**TASK DESCRIPTION**
Extract every line that contains the string "screenshot".

**STORED ROWS**
##############################

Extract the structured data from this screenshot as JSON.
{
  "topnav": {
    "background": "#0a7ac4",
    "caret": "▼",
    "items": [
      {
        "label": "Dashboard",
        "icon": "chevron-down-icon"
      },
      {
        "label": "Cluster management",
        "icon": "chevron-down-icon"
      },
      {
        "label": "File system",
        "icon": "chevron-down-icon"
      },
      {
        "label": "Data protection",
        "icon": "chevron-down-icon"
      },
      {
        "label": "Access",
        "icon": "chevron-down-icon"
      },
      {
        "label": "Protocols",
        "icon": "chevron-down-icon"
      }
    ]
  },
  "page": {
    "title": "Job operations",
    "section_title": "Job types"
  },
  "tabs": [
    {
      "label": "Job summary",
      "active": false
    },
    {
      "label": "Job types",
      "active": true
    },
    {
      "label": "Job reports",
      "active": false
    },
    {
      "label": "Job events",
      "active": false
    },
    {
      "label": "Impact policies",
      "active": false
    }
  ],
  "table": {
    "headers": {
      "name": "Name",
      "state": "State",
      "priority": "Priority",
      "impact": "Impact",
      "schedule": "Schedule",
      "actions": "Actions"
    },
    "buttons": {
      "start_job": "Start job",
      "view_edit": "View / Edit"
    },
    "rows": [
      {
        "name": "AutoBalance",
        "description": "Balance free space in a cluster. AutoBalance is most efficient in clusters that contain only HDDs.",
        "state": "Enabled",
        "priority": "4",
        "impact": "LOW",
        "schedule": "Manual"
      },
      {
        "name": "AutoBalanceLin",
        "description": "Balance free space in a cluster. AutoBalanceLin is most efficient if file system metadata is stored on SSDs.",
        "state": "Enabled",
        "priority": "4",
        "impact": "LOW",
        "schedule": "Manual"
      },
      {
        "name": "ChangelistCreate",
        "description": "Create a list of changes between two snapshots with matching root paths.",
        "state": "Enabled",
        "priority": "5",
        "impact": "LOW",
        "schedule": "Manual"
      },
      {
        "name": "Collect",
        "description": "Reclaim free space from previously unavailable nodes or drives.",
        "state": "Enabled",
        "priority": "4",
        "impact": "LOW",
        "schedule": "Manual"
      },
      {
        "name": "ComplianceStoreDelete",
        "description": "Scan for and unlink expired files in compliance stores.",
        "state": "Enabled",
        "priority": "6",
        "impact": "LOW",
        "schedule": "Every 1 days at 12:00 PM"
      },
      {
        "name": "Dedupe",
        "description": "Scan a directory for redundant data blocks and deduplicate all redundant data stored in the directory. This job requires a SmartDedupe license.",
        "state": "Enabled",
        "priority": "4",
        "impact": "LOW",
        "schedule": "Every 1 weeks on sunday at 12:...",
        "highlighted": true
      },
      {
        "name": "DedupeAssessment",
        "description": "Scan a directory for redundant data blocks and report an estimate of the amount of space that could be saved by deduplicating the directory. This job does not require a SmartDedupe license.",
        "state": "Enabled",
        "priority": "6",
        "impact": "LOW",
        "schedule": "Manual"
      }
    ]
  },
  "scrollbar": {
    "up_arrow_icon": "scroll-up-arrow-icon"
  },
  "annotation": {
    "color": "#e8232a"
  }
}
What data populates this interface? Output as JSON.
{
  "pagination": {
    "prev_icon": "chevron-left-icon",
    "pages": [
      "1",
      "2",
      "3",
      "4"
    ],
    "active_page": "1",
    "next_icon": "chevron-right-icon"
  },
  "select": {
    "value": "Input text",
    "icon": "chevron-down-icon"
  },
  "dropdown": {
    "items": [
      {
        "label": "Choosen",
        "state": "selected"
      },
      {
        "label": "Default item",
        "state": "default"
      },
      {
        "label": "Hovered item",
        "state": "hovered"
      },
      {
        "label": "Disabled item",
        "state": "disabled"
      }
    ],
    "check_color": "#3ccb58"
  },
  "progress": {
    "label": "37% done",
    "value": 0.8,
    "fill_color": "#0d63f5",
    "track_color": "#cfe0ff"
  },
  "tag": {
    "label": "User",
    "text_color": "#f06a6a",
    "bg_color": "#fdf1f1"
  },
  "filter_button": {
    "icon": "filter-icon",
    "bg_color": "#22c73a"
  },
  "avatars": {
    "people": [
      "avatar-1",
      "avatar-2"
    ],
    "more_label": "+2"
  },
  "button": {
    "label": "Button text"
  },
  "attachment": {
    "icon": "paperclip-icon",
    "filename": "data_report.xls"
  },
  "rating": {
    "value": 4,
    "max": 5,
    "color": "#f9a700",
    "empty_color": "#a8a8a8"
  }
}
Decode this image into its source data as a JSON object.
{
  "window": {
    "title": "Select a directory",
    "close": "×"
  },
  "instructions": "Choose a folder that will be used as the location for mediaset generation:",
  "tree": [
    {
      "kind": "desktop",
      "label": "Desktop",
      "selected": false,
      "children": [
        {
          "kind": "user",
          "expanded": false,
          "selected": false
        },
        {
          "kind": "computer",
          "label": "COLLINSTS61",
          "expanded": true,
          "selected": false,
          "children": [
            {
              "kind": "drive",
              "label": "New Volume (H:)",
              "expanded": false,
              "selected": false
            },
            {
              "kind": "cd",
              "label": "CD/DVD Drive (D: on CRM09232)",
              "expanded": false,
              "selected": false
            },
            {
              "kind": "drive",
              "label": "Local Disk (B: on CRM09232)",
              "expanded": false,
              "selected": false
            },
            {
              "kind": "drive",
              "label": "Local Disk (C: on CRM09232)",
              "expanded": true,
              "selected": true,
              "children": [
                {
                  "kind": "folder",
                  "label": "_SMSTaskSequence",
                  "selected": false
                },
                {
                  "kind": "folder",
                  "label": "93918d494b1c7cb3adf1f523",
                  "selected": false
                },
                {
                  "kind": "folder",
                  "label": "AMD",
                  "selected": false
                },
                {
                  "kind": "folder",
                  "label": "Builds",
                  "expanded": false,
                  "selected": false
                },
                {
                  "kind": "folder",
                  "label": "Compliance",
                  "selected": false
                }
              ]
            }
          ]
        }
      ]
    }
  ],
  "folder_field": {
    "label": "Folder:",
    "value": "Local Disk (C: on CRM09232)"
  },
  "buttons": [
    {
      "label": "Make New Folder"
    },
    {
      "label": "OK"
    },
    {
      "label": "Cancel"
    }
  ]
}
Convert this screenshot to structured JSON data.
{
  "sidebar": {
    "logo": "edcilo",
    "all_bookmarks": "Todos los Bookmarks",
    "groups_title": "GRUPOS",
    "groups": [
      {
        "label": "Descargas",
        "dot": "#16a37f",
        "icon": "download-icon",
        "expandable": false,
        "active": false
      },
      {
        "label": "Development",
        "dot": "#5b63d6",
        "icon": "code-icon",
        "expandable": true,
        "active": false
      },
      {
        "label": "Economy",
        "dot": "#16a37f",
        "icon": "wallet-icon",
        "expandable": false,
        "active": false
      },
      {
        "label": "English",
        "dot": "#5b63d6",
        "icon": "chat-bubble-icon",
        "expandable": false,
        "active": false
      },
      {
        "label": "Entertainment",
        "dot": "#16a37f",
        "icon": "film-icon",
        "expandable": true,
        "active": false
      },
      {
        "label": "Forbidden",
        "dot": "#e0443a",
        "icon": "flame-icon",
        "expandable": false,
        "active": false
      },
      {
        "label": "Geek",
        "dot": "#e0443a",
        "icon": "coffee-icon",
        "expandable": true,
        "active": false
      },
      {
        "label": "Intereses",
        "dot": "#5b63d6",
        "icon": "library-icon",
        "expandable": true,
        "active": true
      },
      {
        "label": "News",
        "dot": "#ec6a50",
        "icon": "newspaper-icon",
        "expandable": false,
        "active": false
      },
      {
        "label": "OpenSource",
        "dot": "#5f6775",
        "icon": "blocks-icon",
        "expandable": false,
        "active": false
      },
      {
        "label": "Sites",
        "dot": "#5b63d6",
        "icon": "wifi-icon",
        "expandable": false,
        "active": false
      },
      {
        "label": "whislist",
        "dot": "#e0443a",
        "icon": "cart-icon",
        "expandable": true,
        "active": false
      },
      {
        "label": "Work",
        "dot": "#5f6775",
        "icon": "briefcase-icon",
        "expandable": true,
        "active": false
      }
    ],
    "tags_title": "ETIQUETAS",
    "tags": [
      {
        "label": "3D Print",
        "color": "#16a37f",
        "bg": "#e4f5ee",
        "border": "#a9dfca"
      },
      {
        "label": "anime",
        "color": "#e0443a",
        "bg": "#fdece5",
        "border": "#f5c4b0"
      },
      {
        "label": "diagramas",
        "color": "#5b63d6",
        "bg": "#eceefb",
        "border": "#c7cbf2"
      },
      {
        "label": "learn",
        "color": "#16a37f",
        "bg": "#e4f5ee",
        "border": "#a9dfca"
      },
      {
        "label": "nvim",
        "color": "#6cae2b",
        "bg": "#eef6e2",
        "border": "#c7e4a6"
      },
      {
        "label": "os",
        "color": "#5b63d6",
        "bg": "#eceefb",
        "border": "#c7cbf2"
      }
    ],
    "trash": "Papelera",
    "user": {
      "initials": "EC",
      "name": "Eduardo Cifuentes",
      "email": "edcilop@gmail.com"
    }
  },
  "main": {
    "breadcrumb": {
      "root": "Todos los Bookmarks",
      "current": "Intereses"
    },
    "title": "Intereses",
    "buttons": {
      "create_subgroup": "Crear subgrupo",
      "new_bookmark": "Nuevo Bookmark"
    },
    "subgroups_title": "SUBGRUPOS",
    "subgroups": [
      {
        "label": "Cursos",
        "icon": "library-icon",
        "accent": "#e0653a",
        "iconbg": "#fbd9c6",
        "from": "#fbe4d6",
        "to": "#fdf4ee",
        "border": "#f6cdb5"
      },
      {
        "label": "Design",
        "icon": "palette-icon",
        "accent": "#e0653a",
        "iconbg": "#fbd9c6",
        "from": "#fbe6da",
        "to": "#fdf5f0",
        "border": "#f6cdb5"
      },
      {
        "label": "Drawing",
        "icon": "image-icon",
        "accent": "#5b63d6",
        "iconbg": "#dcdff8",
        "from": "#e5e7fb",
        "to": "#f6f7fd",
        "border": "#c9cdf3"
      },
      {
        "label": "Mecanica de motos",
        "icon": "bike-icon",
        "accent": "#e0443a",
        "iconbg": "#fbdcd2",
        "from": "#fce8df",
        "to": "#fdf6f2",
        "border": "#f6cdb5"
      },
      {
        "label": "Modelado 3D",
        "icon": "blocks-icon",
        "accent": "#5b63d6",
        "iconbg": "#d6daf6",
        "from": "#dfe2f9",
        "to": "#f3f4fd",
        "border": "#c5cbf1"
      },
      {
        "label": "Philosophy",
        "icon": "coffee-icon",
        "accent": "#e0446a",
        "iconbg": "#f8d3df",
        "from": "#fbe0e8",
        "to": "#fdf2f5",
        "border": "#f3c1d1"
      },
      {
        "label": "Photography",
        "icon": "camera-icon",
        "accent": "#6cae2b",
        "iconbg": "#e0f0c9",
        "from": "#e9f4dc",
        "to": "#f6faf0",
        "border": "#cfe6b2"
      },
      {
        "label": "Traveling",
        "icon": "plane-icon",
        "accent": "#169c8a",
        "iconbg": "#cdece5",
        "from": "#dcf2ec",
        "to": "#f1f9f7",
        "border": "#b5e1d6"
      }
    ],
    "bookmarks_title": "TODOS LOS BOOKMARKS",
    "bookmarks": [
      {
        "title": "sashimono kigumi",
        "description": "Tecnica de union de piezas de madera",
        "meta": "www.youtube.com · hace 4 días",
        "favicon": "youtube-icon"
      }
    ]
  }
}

##############################

**EXERCISE ANSWER**
Extract the structured data from this screenshot as JSON.
Convert this screenshot to structured JSON data.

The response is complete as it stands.